> **STATED PROBLEM**
Begin at the line below that contains "Parse this screenshot: output". Repeat it and all remaining lines of the records exactly.

• • • • •

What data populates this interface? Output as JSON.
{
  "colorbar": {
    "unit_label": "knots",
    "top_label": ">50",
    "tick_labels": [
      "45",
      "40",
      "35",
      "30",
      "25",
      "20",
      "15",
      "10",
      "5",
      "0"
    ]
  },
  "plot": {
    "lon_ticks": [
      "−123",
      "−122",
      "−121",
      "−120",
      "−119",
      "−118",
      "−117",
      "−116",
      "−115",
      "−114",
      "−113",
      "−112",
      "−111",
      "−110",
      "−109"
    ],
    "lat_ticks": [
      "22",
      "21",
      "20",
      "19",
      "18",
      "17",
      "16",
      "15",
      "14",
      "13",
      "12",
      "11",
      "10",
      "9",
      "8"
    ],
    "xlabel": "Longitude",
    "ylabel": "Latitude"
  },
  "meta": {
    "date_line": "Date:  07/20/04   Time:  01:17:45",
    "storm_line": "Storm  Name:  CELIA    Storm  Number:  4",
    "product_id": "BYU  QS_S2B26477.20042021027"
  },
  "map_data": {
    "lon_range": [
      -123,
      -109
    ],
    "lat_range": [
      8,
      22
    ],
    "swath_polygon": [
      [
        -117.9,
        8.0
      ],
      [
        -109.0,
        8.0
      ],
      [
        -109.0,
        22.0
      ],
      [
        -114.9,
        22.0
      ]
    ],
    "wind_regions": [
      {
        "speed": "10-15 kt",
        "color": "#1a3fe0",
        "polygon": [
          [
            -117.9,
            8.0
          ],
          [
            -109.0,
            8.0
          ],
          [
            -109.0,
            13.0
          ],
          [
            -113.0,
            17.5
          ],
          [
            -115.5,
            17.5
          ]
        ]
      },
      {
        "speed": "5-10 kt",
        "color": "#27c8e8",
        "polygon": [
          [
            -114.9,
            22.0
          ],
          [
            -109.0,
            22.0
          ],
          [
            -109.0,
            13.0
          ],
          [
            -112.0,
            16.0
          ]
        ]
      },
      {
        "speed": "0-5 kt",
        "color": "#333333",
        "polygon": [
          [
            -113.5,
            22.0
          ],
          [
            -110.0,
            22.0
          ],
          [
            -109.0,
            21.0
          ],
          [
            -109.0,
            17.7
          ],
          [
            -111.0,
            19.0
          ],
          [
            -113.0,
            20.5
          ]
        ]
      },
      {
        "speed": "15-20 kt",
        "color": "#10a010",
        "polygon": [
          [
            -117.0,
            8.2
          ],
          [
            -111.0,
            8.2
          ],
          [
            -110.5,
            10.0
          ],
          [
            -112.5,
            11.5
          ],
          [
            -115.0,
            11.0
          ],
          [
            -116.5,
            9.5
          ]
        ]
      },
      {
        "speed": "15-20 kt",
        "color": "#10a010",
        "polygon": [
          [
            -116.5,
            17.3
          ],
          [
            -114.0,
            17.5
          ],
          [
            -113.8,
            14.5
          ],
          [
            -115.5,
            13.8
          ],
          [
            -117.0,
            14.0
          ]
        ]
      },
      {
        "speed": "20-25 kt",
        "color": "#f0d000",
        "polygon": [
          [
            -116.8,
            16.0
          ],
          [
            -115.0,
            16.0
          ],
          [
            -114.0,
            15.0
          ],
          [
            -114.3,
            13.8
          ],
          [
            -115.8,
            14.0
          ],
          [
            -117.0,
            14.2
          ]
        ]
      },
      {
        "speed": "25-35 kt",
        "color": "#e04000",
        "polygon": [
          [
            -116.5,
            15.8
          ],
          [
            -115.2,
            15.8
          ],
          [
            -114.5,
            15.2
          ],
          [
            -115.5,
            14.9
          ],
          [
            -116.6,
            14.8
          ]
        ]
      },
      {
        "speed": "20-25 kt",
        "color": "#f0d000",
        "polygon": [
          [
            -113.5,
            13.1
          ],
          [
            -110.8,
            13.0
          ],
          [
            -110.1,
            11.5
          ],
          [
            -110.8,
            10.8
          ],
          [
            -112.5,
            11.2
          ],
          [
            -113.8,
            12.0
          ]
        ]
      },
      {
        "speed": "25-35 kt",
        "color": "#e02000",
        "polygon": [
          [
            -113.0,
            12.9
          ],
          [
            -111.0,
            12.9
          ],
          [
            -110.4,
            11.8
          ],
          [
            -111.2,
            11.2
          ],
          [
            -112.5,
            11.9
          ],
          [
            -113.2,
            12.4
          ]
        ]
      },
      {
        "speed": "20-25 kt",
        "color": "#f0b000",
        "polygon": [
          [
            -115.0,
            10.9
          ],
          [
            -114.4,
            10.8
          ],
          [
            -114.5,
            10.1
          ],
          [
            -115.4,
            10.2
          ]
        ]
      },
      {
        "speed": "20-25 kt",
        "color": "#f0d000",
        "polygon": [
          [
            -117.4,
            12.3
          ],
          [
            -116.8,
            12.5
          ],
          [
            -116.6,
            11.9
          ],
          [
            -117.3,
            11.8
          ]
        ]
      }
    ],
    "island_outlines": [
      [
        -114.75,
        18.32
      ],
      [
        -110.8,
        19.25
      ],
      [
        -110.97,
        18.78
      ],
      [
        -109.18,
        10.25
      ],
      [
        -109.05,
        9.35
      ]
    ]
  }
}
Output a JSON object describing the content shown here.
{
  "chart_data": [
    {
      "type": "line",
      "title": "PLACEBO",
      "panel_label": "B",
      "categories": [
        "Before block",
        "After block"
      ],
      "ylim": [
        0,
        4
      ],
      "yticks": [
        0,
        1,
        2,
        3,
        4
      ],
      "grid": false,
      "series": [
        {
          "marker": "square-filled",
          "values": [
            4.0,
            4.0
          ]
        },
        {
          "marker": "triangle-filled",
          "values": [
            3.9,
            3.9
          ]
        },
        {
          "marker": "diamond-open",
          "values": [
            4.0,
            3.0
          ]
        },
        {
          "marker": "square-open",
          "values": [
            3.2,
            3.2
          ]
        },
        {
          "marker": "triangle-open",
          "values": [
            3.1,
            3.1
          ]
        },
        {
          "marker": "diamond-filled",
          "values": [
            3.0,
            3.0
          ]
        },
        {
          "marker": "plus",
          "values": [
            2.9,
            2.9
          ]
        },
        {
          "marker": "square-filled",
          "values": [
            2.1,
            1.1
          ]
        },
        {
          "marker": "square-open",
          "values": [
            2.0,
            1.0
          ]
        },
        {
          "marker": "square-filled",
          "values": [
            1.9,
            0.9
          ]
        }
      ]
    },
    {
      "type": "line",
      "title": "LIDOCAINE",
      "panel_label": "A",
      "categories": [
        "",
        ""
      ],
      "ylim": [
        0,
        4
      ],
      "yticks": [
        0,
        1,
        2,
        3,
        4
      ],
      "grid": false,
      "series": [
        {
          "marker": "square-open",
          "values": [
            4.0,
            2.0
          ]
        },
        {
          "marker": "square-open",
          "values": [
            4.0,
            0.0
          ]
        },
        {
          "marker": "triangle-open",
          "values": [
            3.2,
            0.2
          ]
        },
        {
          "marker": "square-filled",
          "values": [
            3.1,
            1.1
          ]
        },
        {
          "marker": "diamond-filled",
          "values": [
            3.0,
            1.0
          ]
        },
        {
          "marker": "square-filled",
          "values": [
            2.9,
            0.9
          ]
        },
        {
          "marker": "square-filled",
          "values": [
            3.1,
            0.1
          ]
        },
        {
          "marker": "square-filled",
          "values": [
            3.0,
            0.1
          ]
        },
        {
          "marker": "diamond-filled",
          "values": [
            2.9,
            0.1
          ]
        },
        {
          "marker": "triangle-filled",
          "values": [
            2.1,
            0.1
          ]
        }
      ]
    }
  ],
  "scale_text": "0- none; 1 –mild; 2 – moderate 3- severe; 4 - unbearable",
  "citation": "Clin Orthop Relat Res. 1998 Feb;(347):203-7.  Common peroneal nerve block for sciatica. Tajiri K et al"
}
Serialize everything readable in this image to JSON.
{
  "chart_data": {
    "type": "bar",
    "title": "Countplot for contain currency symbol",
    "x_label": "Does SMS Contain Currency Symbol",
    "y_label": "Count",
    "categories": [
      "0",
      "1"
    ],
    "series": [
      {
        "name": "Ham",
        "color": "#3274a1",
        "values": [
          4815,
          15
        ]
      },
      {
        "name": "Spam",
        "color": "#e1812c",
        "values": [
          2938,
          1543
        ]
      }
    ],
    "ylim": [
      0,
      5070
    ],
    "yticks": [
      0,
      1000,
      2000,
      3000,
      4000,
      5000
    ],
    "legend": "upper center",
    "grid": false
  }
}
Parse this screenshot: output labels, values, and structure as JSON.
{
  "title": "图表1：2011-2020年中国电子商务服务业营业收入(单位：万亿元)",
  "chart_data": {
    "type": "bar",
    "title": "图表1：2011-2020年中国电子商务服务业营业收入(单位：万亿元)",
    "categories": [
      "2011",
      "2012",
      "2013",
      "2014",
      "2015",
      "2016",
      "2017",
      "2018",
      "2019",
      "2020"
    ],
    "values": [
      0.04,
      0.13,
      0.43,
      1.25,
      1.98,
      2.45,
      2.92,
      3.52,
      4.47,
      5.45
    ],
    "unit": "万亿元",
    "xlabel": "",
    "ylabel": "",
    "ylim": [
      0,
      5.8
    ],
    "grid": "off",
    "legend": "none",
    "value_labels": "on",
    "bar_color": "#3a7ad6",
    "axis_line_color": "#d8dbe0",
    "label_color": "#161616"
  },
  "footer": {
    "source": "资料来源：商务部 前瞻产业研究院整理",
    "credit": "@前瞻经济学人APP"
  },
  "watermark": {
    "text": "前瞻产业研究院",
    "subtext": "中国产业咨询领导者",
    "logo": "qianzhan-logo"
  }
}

• • • • •

> **RESPONSE TO THIS TASK**
Parse this screenshot: output labels, values, and structure as JSON.
{
  "title": "图表1：2011-2020年中国电子商务服务业营业收入(单位：万亿元)",
  "chart_data": {
    "type": "bar",
    "title": "图表1：2011-2020年中国电子商务服务业营业收入(单位：万亿元)",
    "categories": [
      "2011",
      "2012",
      "2013",
      "2014",
      "2015",
      "2016",
      "2017",
      "2018",
      "2019",
      "2020"
    ],
    "values": [
      0.04,
      0.13,
      0.43,
      1.25,
      1.98,
      2.45,
      2.92,
      3.52,
      4.47,
      5.45
    ],
    "unit": "万亿元",
    "xlabel": "",
    "ylabel": "",
    "ylim": [
      0,
      5.8
    ],
    "grid": "off",
    "legend": "none",
    "value_labels": "on",
    "bar_color": "#3a7ad6",
    "axis_line_color": "#d8dbe0",
    "label_color": "#161616"
  },
  "footer": {
    "source": "资料来源：商务部 前瞻产业研究院整理",
    "credit": "@前瞻经济学人APP"
  },
  "watermark": {
    "text": "前瞻产业研究院",
    "subtext": "中国产业咨询领导者",
    "logo": "qianzhan-logo"
  }
}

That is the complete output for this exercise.